_Required task_
Set down each line of the data below exactly as it stands, dropping the pictures.

_Material_
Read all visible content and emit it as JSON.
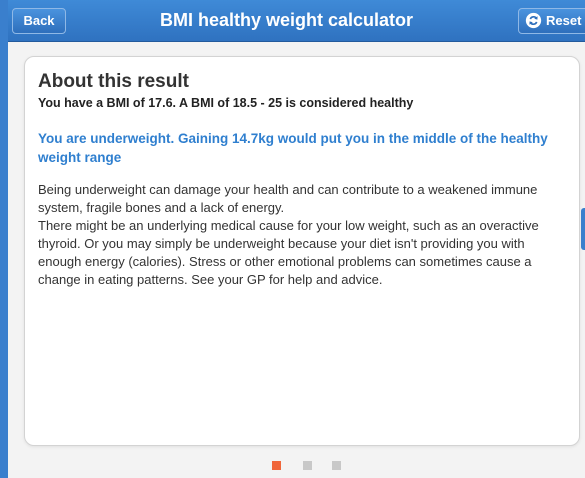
{
  "header": {
    "back_label": "Back",
    "title": "BMI healthy weight calculator",
    "reset_label": "Reset",
    "reset_icon": "refresh-icon"
  },
  "result": {
    "heading": "About this result",
    "summary": "You have a BMI of 17.6. A BMI of 18.5 - 25 is considered healthy",
    "verdict": "You are underweight. Gaining 14.7kg would put you in the middle of the healthy weight range",
    "paragraphs": [
      "Being underweight can damage your health and can contribute to a weakened immune system, fragile bones and a lack of energy.",
      "There might be an underlying medical cause for your low weight, such as an overactive thyroid. Or you may simply be underweight because your diet isn't providing you with enough energy (calories). Stress or other emotional problems can sometimes cause a change in eating patterns. See your GP for help and advice."
    ]
  },
  "pagination": {
    "total": 3,
    "current": 1
  },
  "colors": {
    "accent": "#3a7fcd",
    "verdict_text": "#2f7fcf",
    "active_dot": "#f0663a",
    "inactive_dot": "#c8c8c8"
  }
}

_Final result_
Read all visible content and emit it as JSON.
{
  "header": {
    "back_label": "Back",
    "title": "BMI healthy weight calculator",
    "reset_label": "Reset",
    "reset_icon": "refresh-icon"
  },
  "result": {
    "heading": "About this result",
    "summary": "You have a BMI of 17.6. A BMI of 18.5 - 25 is considered healthy",
    "verdict": "You are underweight. Gaining 14.7kg would put you in the middle of the healthy weight range",
    "paragraphs": [
      "Being underweight can damage your health and can contribute to a weakened immune system, fragile bones and a lack of energy.",
      "There might be an underlying medical cause for your low weight, such as an overactive thyroid. Or you may simply be underweight because your diet isn't providing you with enough energy (calories). Stress or other emotional problems can sometimes cause a change in eating patterns. See your GP for help and advice."
    ]
  },
  "pagination": {
    "total": 3,
    "current": 1
  },
  "colors": {
    "accent": "#3a7fcd",
    "verdict_text": "#2f7fcf",
    "active_dot": "#f0663a",
    "inactive_dot": "#c8c8c8"
  }
}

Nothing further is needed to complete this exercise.